- WHAT IS ASKED:
Report each line of the data that has "score" somewhere in it.

+-------+

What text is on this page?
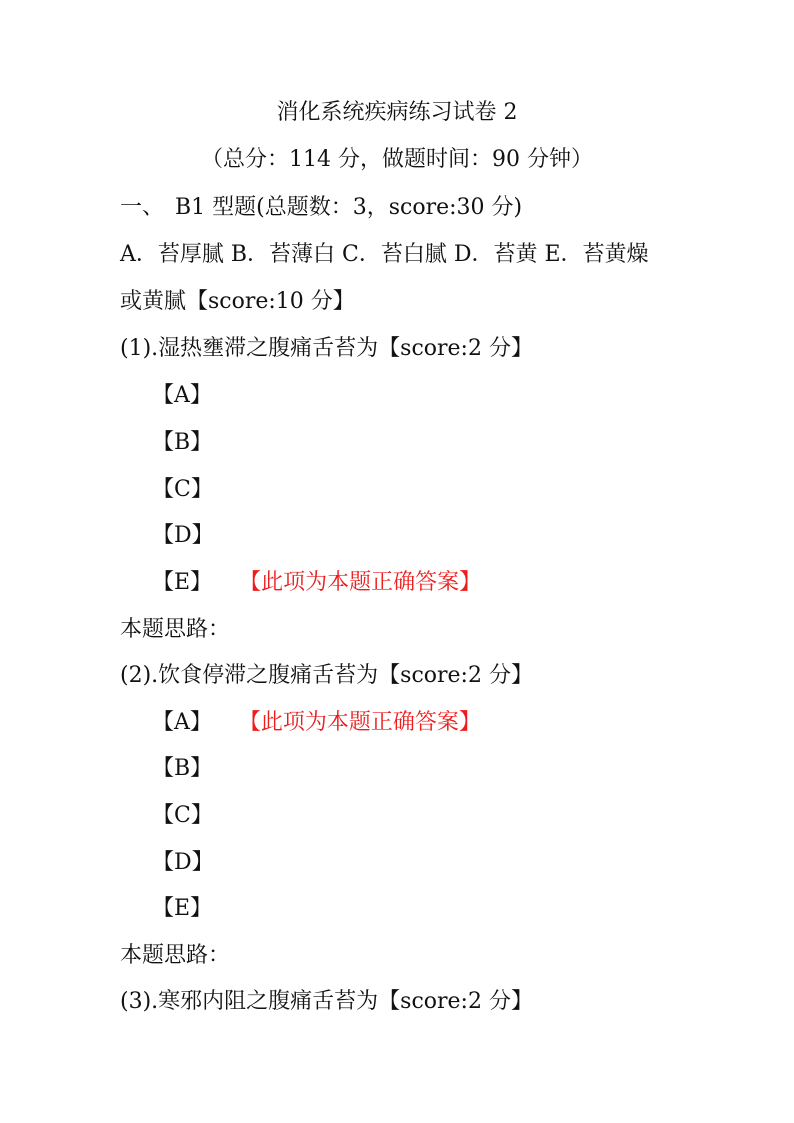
消化系统疾病练习试卷 2
（总分：114 分，做题时间：90 分钟）
一、　B1 型题(总题数：3，score:30 分)
A．苔厚腻 B．苔薄白 C．苔白腻 D．苔黄 E．苔黄燥
或黄腻【score:10 分】
(1).湿热壅滞之腹痛舌苔为【score:2 分】
【A】
【B】
【C】
【D】
【E】 【此项为本题正确答案】
本题思路：
(2).饮食停滞之腹痛舌苔为【score:2 分】
【A】 【此项为本题正确答案】
【B】
【C】
【D】
【E】
本题思路：
(3).寒邪内阻之腹痛舌苔为【score:2 分】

+-------+

- EXERCISE RESULT:
一、　B1 型题(总题数：3，score:30 分)
或黄腻【score:10 分】
(1).湿热壅滞之腹痛舌苔为【score:2 分】
(2).饮食停滞之腹痛舌苔为【score:2 分】
(3).寒邪内阻之腹痛舌苔为【score:2 分】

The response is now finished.